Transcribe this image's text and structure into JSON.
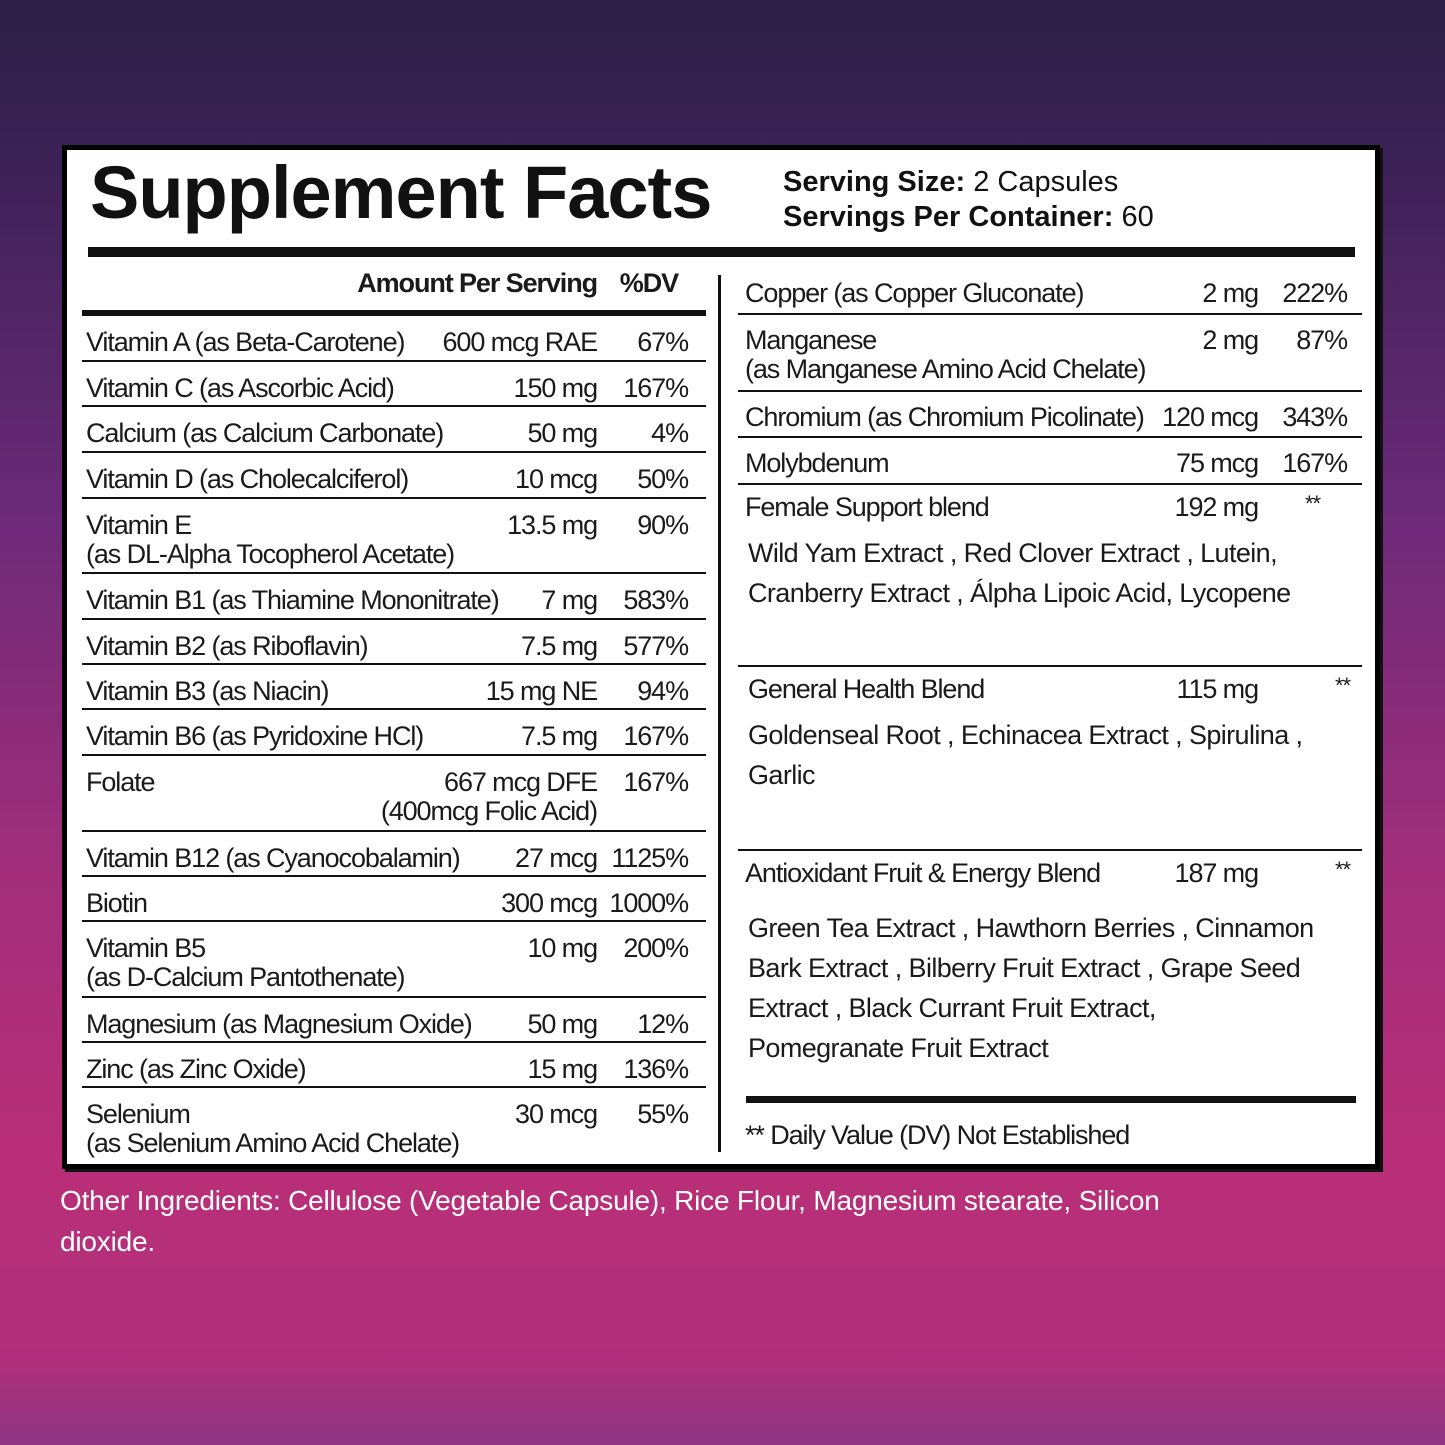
{
  "title": "Supplement Facts",
  "serving_size_label": "Serving Size:",
  "serving_size": "2 Capsules",
  "servings_label": "Servings Per Container:",
  "servings": "60",
  "header": {
    "amount": "Amount Per Serving",
    "dv": "%DV"
  },
  "left_rows": [
    {
      "name": "Vitamin A (as Beta-Carotene)",
      "amount": "600 mcg RAE",
      "dv": "67%"
    },
    {
      "name": "Vitamin C (as Ascorbic Acid)",
      "amount": "150 mg",
      "dv": "167%"
    },
    {
      "name": "Calcium (as Calcium Carbonate)",
      "amount": "50 mg",
      "dv": "4%"
    },
    {
      "name": "Vitamin D (as Cholecalciferol)",
      "amount": "10 mcg",
      "dv": "50%"
    },
    {
      "name": "Vitamin E",
      "name2": "(as DL-Alpha Tocopherol Acetate)",
      "amount": "13.5 mg",
      "dv": "90%"
    },
    {
      "name": "Vitamin B1 (as Thiamine Mononitrate)",
      "amount": "7 mg",
      "dv": "583%"
    },
    {
      "name": "Vitamin B2 (as Riboflavin)",
      "amount": "7.5 mg",
      "dv": "577%"
    },
    {
      "name": "Vitamin B3 (as Niacin)",
      "amount": "15 mg NE",
      "dv": "94%"
    },
    {
      "name": "Vitamin B6 (as Pyridoxine HCl)",
      "amount": "7.5 mg",
      "dv": "167%"
    },
    {
      "name": "Folate",
      "amount": "667 mcg DFE",
      "amount2": "(400mcg Folic Acid)",
      "dv": "167%"
    },
    {
      "name": "Vitamin B12 (as Cyanocobalamin)",
      "amount": "27 mcg",
      "dv": "1125%"
    },
    {
      "name": "Biotin",
      "amount": "300 mcg",
      "dv": "1000%"
    },
    {
      "name": "Vitamin B5",
      "name2": "(as D-Calcium Pantothenate)",
      "amount": "10 mg",
      "dv": "200%"
    },
    {
      "name": "Magnesium (as Magnesium Oxide)",
      "amount": "50 mg",
      "dv": "12%"
    },
    {
      "name": "Zinc (as Zinc Oxide)",
      "amount": "15 mg",
      "dv": "136%"
    },
    {
      "name": "Selenium",
      "name2": "(as Selenium Amino Acid Chelate)",
      "amount": "30 mcg",
      "dv": "55%"
    }
  ],
  "right_rows": [
    {
      "name": "Copper (as Copper Gluconate)",
      "amount": "2 mg",
      "dv": "222%"
    },
    {
      "name": "Manganese",
      "name2": "(as Manganese Amino Acid Chelate)",
      "amount": "2 mg",
      "dv": "87%"
    },
    {
      "name": "Chromium (as Chromium Picolinate)",
      "amount": "120 mcg",
      "dv": "343%"
    },
    {
      "name": "Molybdenum",
      "amount": "75 mcg",
      "dv": "167%"
    }
  ],
  "blends": [
    {
      "name": "Female Support blend",
      "amount": "192 mg",
      "dv": "**",
      "ingredients": "Wild Yam Extract , Red Clover Extract , Lutein, Cranberry Extract , Álpha Lipoic Acid, Lycopene"
    },
    {
      "name": "General Health Blend",
      "amount": "115 mg",
      "dv": "**",
      "ingredients": "Goldenseal Root , Echinacea Extract , Spirulina , Garlic"
    },
    {
      "name": "Antioxidant Fruit & Energy Blend",
      "amount": "187 mg",
      "dv": "**",
      "ingredients": "Green Tea Extract , Hawthorn Berries , Cinnamon Bark Extract , Bilberry Fruit Extract , Grape Seed Extract , Black Currant Fruit Extract, Pomegranate Fruit Extract"
    }
  ],
  "footnote": "** Daily Value (DV) Not Established",
  "other_ingredients": "Other Ingredients: Cellulose (Vegetable Capsule), Rice Flour, Magnesium stearate, Silicon dioxide."
}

----

→ **Written instruction**:
Print the complete listing exactly as it stands, without its pictures.

→ **Solved exercise**:
Transcribe this image's text and structure into JSON.
{
  "title": "Supplement Facts",
  "serving_size_label": "Serving Size:",
  "serving_size": "2 Capsules",
  "servings_label": "Servings Per Container:",
  "servings": "60",
  "header": {
    "amount": "Amount Per Serving",
    "dv": "%DV"
  },
  "left_rows": [
    {
      "name": "Vitamin A (as Beta-Carotene)",
      "amount": "600 mcg RAE",
      "dv": "67%"
    },
    {
      "name": "Vitamin C (as Ascorbic Acid)",
      "amount": "150 mg",
      "dv": "167%"
    },
    {
      "name": "Calcium (as Calcium Carbonate)",
      "amount": "50 mg",
      "dv": "4%"
    },
    {
      "name": "Vitamin D (as Cholecalciferol)",
      "amount": "10 mcg",
      "dv": "50%"
    },
    {
      "name": "Vitamin E",
      "name2": "(as DL-Alpha Tocopherol Acetate)",
      "amount": "13.5 mg",
      "dv": "90%"
    },
    {
      "name": "Vitamin B1 (as Thiamine Mononitrate)",
      "amount": "7 mg",
      "dv": "583%"
    },
    {
      "name": "Vitamin B2 (as Riboflavin)",
      "amount": "7.5 mg",
      "dv": "577%"
    },
    {
      "name": "Vitamin B3 (as Niacin)",
      "amount": "15 mg NE",
      "dv": "94%"
    },
    {
      "name": "Vitamin B6 (as Pyridoxine HCl)",
      "amount": "7.5 mg",
      "dv": "167%"
    },
    {
      "name": "Folate",
      "amount": "667 mcg DFE",
      "amount2": "(400mcg Folic Acid)",
      "dv": "167%"
    },
    {
      "name": "Vitamin B12 (as Cyanocobalamin)",
      "amount": "27 mcg",
      "dv": "1125%"
    },
    {
      "name": "Biotin",
      "amount": "300 mcg",
      "dv": "1000%"
    },
    {
      "name": "Vitamin B5",
      "name2": "(as D-Calcium Pantothenate)",
      "amount": "10 mg",
      "dv": "200%"
    },
    {
      "name": "Magnesium (as Magnesium Oxide)",
      "amount": "50 mg",
      "dv": "12%"
    },
    {
      "name": "Zinc (as Zinc Oxide)",
      "amount": "15 mg",
      "dv": "136%"
    },
    {
      "name": "Selenium",
      "name2": "(as Selenium Amino Acid Chelate)",
      "amount": "30 mcg",
      "dv": "55%"
    }
  ],
  "right_rows": [
    {
      "name": "Copper (as Copper Gluconate)",
      "amount": "2 mg",
      "dv": "222%"
    },
    {
      "name": "Manganese",
      "name2": "(as Manganese Amino Acid Chelate)",
      "amount": "2 mg",
      "dv": "87%"
    },
    {
      "name": "Chromium (as Chromium Picolinate)",
      "amount": "120 mcg",
      "dv": "343%"
    },
    {
      "name": "Molybdenum",
      "amount": "75 mcg",
      "dv": "167%"
    }
  ],
  "blends": [
    {
      "name": "Female Support blend",
      "amount": "192 mg",
      "dv": "**",
      "ingredients": "Wild Yam Extract , Red Clover Extract , Lutein, Cranberry Extract , Álpha Lipoic Acid, Lycopene"
    },
    {
      "name": "General Health Blend",
      "amount": "115 mg",
      "dv": "**",
      "ingredients": "Goldenseal Root , Echinacea Extract , Spirulina , Garlic"
    },
    {
      "name": "Antioxidant Fruit & Energy Blend",
      "amount": "187 mg",
      "dv": "**",
      "ingredients": "Green Tea Extract , Hawthorn Berries , Cinnamon Bark Extract , Bilberry Fruit Extract , Grape Seed Extract , Black Currant Fruit Extract, Pomegranate Fruit Extract"
    }
  ],
  "footnote": "** Daily Value (DV) Not Established",
  "other_ingredients": "Other Ingredients: Cellulose (Vegetable Capsule), Rice Flour, Magnesium stearate, Silicon dioxide."
}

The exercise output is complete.